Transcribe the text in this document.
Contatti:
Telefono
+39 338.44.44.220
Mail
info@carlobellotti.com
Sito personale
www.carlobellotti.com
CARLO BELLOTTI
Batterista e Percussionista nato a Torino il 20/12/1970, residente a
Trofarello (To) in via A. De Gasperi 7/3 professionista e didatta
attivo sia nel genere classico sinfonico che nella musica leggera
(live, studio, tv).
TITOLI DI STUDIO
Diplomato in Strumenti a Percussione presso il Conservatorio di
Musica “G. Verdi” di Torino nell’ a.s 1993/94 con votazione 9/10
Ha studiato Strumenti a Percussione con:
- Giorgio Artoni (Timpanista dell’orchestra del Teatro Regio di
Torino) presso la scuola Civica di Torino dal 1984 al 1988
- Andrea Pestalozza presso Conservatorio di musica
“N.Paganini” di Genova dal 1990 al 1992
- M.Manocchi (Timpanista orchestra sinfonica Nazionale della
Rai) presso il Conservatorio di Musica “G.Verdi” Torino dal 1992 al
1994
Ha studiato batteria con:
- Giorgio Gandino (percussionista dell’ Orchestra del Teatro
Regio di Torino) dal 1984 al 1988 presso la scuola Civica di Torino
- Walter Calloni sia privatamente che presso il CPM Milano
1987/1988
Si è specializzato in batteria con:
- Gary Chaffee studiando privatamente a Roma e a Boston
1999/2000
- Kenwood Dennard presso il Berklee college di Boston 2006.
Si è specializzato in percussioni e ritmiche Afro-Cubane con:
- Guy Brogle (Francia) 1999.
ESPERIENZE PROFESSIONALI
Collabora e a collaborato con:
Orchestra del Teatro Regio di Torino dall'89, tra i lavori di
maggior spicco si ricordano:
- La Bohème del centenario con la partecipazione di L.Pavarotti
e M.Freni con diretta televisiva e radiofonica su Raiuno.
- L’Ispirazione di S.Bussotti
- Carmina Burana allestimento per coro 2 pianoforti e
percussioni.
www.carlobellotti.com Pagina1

————————

• Problem details: Each record above should be returned exactly as it appears.

• The completed task:
Transcribe the text in this document.
Contatti:
Telefono
+39 338.44.44.220
Mail
info@carlobellotti.com
Sito personale
www.carlobellotti.com
CARLO BELLOTTI
Batterista e Percussionista nato a Torino il 20/12/1970, residente a
Trofarello (To) in via A. De Gasperi 7/3 professionista e didatta
attivo sia nel genere classico sinfonico che nella musica leggera
(live, studio, tv).
TITOLI DI STUDIO
Diplomato in Strumenti a Percussione presso il Conservatorio di
Musica “G. Verdi” di Torino nell’ a.s 1993/94 con votazione 9/10
Ha studiato Strumenti a Percussione con:
- Giorgio Artoni (Timpanista dell’orchestra del Teatro Regio di
Torino) presso la scuola Civica di Torino dal 1984 al 1988
- Andrea Pestalozza presso Conservatorio di musica
“N.Paganini” di Genova dal 1990 al 1992
- M.Manocchi (Timpanista orchestra sinfonica Nazionale della
Rai) presso il Conservatorio di Musica “G.Verdi” Torino dal 1992 al
1994
Ha studiato batteria con:
- Giorgio Gandino (percussionista dell’ Orchestra del Teatro
Regio di Torino) dal 1984 al 1988 presso la scuola Civica di Torino
- Walter Calloni sia privatamente che presso il CPM Milano
1987/1988
Si è specializzato in batteria con:
- Gary Chaffee studiando privatamente a Roma e a Boston
1999/2000
- Kenwood Dennard presso il Berklee college di Boston 2006.
Si è specializzato in percussioni e ritmiche Afro-Cubane con:
- Guy Brogle (Francia) 1999.
ESPERIENZE PROFESSIONALI
Collabora e a collaborato con:
Orchestra del Teatro Regio di Torino dall'89, tra i lavori di
maggior spicco si ricordano:
- La Bohème del centenario con la partecipazione di L.Pavarotti
e M.Freni con diretta televisiva e radiofonica su Raiuno.
- L’Ispirazione di S.Bussotti
- Carmina Burana allestimento per coro 2 pianoforti e
percussioni.
www.carlobellotti.com Pagina1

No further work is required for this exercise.